Short task » Write out, character for character, the line containing "Serialize everything readable" and all lines after it up to the end of the listing.

The input »
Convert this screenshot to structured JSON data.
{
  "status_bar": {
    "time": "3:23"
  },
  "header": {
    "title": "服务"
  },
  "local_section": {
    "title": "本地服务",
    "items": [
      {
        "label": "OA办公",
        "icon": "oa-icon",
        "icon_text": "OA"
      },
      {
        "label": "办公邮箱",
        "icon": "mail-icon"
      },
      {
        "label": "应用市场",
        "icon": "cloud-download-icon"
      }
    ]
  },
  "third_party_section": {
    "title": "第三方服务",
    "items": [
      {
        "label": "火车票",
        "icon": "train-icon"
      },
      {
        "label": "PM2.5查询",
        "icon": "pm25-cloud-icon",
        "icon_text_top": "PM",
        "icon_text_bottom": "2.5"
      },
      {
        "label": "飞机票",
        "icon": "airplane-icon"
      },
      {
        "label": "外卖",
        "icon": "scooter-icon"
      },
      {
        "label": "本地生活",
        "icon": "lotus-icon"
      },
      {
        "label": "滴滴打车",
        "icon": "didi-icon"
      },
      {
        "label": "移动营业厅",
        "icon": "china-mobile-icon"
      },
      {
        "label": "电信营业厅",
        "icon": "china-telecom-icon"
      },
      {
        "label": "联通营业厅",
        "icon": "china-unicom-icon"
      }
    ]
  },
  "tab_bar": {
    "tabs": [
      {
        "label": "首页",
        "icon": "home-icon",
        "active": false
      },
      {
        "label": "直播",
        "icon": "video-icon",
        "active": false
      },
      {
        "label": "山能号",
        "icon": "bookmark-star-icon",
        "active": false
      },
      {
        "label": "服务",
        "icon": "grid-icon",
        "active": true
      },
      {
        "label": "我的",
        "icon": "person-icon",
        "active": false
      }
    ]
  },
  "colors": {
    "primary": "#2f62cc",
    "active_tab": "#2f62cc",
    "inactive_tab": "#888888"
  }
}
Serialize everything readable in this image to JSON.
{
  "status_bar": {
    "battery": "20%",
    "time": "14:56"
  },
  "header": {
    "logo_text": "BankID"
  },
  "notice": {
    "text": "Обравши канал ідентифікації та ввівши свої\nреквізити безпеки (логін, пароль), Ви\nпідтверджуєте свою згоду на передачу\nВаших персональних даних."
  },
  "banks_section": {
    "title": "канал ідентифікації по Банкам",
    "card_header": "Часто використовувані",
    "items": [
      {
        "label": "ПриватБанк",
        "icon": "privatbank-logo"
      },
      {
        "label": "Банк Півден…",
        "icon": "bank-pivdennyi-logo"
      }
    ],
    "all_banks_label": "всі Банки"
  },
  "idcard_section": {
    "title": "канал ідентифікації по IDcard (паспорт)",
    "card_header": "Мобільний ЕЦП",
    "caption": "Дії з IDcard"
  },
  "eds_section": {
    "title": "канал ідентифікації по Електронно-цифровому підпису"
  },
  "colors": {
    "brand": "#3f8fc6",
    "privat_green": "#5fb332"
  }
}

Solution to the problem »
Serialize everything readable in this image to JSON.
{
  "status_bar": {
    "battery": "20%",
    "time": "14:56"
  },
  "header": {
    "logo_text": "BankID"
  },
  "notice": {
    "text": "Обравши канал ідентифікації та ввівши свої\nреквізити безпеки (логін, пароль), Ви\nпідтверджуєте свою згоду на передачу\nВаших персональних даних."
  },
  "banks_section": {
    "title": "канал ідентифікації по Банкам",
    "card_header": "Часто використовувані",
    "items": [
      {
        "label": "ПриватБанк",
        "icon": "privatbank-logo"
      },
      {
        "label": "Банк Півден…",
        "icon": "bank-pivdennyi-logo"
      }
    ],
    "all_banks_label": "всі Банки"
  },
  "idcard_section": {
    "title": "канал ідентифікації по IDcard (паспорт)",
    "card_header": "Мобільний ЕЦП",
    "caption": "Дії з IDcard"
  },
  "eds_section": {
    "title": "канал ідентифікації по Електронно-цифровому підпису"
  },
  "colors": {
    "brand": "#3f8fc6",
    "privat_green": "#5fb332"
  }
}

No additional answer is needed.